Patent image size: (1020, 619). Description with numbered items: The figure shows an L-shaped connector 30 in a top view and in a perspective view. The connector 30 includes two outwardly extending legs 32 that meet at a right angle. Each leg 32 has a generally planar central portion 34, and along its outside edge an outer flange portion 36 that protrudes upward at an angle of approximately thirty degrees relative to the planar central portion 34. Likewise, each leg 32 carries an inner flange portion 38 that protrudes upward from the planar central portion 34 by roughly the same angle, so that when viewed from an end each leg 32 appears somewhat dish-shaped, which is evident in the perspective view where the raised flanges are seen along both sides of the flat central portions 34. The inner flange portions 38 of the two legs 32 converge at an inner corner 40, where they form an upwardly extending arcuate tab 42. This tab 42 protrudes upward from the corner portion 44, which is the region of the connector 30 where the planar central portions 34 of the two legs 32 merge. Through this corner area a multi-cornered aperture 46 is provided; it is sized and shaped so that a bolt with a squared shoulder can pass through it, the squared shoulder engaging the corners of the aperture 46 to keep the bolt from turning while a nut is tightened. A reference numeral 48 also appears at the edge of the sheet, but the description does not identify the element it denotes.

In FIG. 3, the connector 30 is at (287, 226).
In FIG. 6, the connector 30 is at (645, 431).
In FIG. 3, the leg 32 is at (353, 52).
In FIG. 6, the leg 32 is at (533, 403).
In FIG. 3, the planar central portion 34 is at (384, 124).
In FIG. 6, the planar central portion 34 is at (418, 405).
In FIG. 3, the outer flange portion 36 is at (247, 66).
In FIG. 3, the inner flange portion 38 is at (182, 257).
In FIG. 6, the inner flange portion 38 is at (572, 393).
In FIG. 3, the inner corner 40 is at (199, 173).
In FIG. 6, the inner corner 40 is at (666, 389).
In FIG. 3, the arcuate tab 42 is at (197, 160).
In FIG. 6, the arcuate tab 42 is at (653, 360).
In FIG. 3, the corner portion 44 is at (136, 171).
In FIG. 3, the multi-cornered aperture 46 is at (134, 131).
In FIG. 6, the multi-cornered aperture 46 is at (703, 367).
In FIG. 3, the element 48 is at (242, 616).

■ GIVEN TASK ■
Please rewrite all of the material above, changing "perspective view" to "isometric view" and leaving everything else as it is.

■ ANSWER TO THE TASK ■
Patent image size: (1020, 619). Description with numbered items: The figure shows an L-shaped connector 30 in a top view and in a isometric view. The connector 30 includes two outwardly extending legs 32 that meet at a right angle. Each leg 32 has a generally planar central portion 34, and along its outside edge an outer flange portion 36 that protrudes upward at an angle of approximately thirty degrees relative to the planar central portion 34. Likewise, each leg 32 carries an inner flange portion 38 that protrudes upward from the planar central portion 34 by roughly the same angle, so that when viewed from an end each leg 32 appears somewhat dish-shaped, which is evident in the isometric view where the raised flanges are seen along both sides of the flat central portions 34. The inner flange portions 38 of the two legs 32 converge at an inner corner 40, where they form an upwardly extending arcuate tab 42. This tab 42 protrudes upward from the corner portion 44, which is the region of the connector 30 where the planar central portions 34 of the two legs 32 merge. Through this corner area a multi-cornered aperture 46 is provided; it is sized and shaped so that a bolt with a squared shoulder can pass through it, the squared shoulder engaging the corners of the aperture 46 to keep the bolt from turning while a nut is tightened. A reference numeral 48 also appears at the edge of the sheet, but the description does not identify the element it denotes.

In FIG. 3, the connector 30 is at (287, 226).
In FIG. 6, the connector 30 is at (645, 431).
In FIG. 3, the leg 32 is at (353, 52).
In FIG. 6, the leg 32 is at (533, 403).
In FIG. 3, the planar central portion 34 is at (384, 124).
In FIG. 6, the planar central portion 34 is at (418, 405).
In FIG. 3, the outer flange portion 36 is at (247, 66).
In FIG. 3, the inner flange portion 38 is at (182, 257).
In FIG. 6, the inner flange portion 38 is at (572, 393).
In FIG. 3, the inner corner 40 is at (199, 173).
In FIG. 6, the inner corner 40 is at (666, 389).
In FIG. 3, the arcuate tab 42 is at (197, 160).
In FIG. 6, the arcuate tab 42 is at (653, 360).
In FIG. 3, the corner portion 44 is at (136, 171).
In FIG. 3, the multi-cornered aperture 46 is at (134, 131).
In FIG. 6, the multi-cornered aperture 46 is at (703, 367).
In FIG. 3, the element 48 is at (242, 616).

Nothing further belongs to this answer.